* Exercise goal *
Write out each entry again. Keep every word exactly as it is.
-- Begin --
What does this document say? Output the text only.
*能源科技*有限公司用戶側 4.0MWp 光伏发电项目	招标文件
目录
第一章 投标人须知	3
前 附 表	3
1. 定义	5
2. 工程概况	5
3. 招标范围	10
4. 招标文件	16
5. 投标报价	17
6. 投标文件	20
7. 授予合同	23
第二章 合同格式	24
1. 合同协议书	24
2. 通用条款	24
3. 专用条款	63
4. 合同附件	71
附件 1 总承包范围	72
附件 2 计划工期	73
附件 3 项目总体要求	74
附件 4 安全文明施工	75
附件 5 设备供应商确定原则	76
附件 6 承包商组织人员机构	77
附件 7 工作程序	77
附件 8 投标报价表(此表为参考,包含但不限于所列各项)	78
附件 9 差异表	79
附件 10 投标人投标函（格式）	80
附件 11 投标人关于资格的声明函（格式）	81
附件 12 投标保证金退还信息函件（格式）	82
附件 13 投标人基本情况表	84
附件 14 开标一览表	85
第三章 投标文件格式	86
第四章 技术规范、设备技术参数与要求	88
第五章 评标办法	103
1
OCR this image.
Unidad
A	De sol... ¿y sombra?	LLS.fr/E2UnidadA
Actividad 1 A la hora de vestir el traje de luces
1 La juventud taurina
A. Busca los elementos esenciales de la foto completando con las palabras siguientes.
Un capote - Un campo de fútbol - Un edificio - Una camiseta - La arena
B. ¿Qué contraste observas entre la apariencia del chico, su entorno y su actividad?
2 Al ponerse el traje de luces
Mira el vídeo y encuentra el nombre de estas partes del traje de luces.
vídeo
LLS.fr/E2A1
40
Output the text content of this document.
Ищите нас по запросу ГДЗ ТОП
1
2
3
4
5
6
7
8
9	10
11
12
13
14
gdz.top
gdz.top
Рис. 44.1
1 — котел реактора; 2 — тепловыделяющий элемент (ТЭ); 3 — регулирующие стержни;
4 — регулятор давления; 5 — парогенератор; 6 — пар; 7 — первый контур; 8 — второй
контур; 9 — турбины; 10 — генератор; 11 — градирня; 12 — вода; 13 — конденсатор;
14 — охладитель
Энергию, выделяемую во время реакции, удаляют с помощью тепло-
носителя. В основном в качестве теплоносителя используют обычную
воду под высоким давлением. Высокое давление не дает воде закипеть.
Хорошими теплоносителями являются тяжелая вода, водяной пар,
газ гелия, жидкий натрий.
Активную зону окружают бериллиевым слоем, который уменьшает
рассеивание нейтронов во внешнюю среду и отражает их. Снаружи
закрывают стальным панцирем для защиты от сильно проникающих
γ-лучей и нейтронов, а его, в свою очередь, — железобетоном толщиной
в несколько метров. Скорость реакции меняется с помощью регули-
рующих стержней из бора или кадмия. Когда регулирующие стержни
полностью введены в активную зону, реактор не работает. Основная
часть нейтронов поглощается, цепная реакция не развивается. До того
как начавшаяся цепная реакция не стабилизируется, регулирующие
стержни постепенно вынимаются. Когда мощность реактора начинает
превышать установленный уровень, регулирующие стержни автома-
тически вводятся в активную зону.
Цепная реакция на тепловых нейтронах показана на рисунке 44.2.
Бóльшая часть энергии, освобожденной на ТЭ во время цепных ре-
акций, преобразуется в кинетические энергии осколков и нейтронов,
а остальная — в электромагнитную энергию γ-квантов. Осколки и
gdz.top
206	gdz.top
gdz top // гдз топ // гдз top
-- End --
* Reply *
What does this document say? Output the text only.
*能源科技*有限公司用戶側 4.0MWp 光伏发电项目	招标文件
目录
第一章 投标人须知	3
前 附 表	3
1. 定义	5
2. 工程概况	5
3. 招标范围	10
4. 招标文件	16
5. 投标报价	17
6. 投标文件	20
7. 授予合同	23
第二章 合同格式	24
1. 合同协议书	24
2. 通用条款	24
3. 专用条款	63
4. 合同附件	71
附件 1 总承包范围	72
附件 2 计划工期	73
附件 3 项目总体要求	74
附件 4 安全文明施工	75
附件 5 设备供应商确定原则	76
附件 6 承包商组织人员机构	77
附件 7 工作程序	77
附件 8 投标报价表(此表为参考,包含但不限于所列各项)	78
附件 9 差异表	79
附件 10 投标人投标函（格式）	80
附件 11 投标人关于资格的声明函（格式）	81
附件 12 投标保证金退还信息函件（格式）	82
附件 13 投标人基本情况表	84
附件 14 开标一览表	85
第三章 投标文件格式	86
第四章 技术规范、设备技术参数与要求	88
第五章 评标办法	103
1
OCR this image.
Unidad
A	De sol... ¿y sombra?	LLS.fr/E2UnidadA
Actividad 1 A la hora de vestir el traje de luces
1 La juventud taurina
A. Busca los elementos esenciales de la foto completando con las palabras siguientes.
Un capote - Un campo de fútbol - Un edificio - Una camiseta - La arena
B. ¿Qué contraste observas entre la apariencia del chico, su entorno y su actividad?
2 Al ponerse el traje de luces
Mira el vídeo y encuentra el nombre de estas partes del traje de luces.
vídeo
LLS.fr/E2A1
40
Output the text content of this document.
Ищите нас по запросу ГДЗ ТОП
1
2
3
4
5
6
7
8
9	10
11
12
13
14
gdz.top
gdz.top
Рис. 44.1
1 — котел реактора; 2 — тепловыделяющий элемент (ТЭ); 3 — регулирующие стержни;
4 — регулятор давления; 5 — парогенератор; 6 — пар; 7 — первый контур; 8 — второй
контур; 9 — турбины; 10 — генератор; 11 — градирня; 12 — вода; 13 — конденсатор;
14 — охладитель
Энергию, выделяемую во время реакции, удаляют с помощью тепло-
носителя. В основном в качестве теплоносителя используют обычную
воду под высоким давлением. Высокое давление не дает воде закипеть.
Хорошими теплоносителями являются тяжелая вода, водяной пар,
газ гелия, жидкий натрий.
Активную зону окружают бериллиевым слоем, который уменьшает
рассеивание нейтронов во внешнюю среду и отражает их. Снаружи
закрывают стальным панцирем для защиты от сильно проникающих
γ-лучей и нейтронов, а его, в свою очередь, — железобетоном толщиной
в несколько метров. Скорость реакции меняется с помощью регули-
рующих стержней из бора или кадмия. Когда регулирующие стержни
полностью введены в активную зону, реактор не работает. Основная
часть нейтронов поглощается, цепная реакция не развивается. До того
как начавшаяся цепная реакция не стабилизируется, регулирующие
стержни постепенно вынимаются. Когда мощность реактора начинает
превышать установленный уровень, регулирующие стержни автома-
тически вводятся в активную зону.
Цепная реакция на тепловых нейтронах показана на рисунке 44.2.
Бóльшая часть энергии, освобожденной на ТЭ во время цепных ре-
акций, преобразуется в кинетические энергии осколков и нейтронов,
а остальная — в электромагнитную энергию γ-квантов. Осколки и
gdz.top
206	gdz.top
gdz top // гдз топ // гдз top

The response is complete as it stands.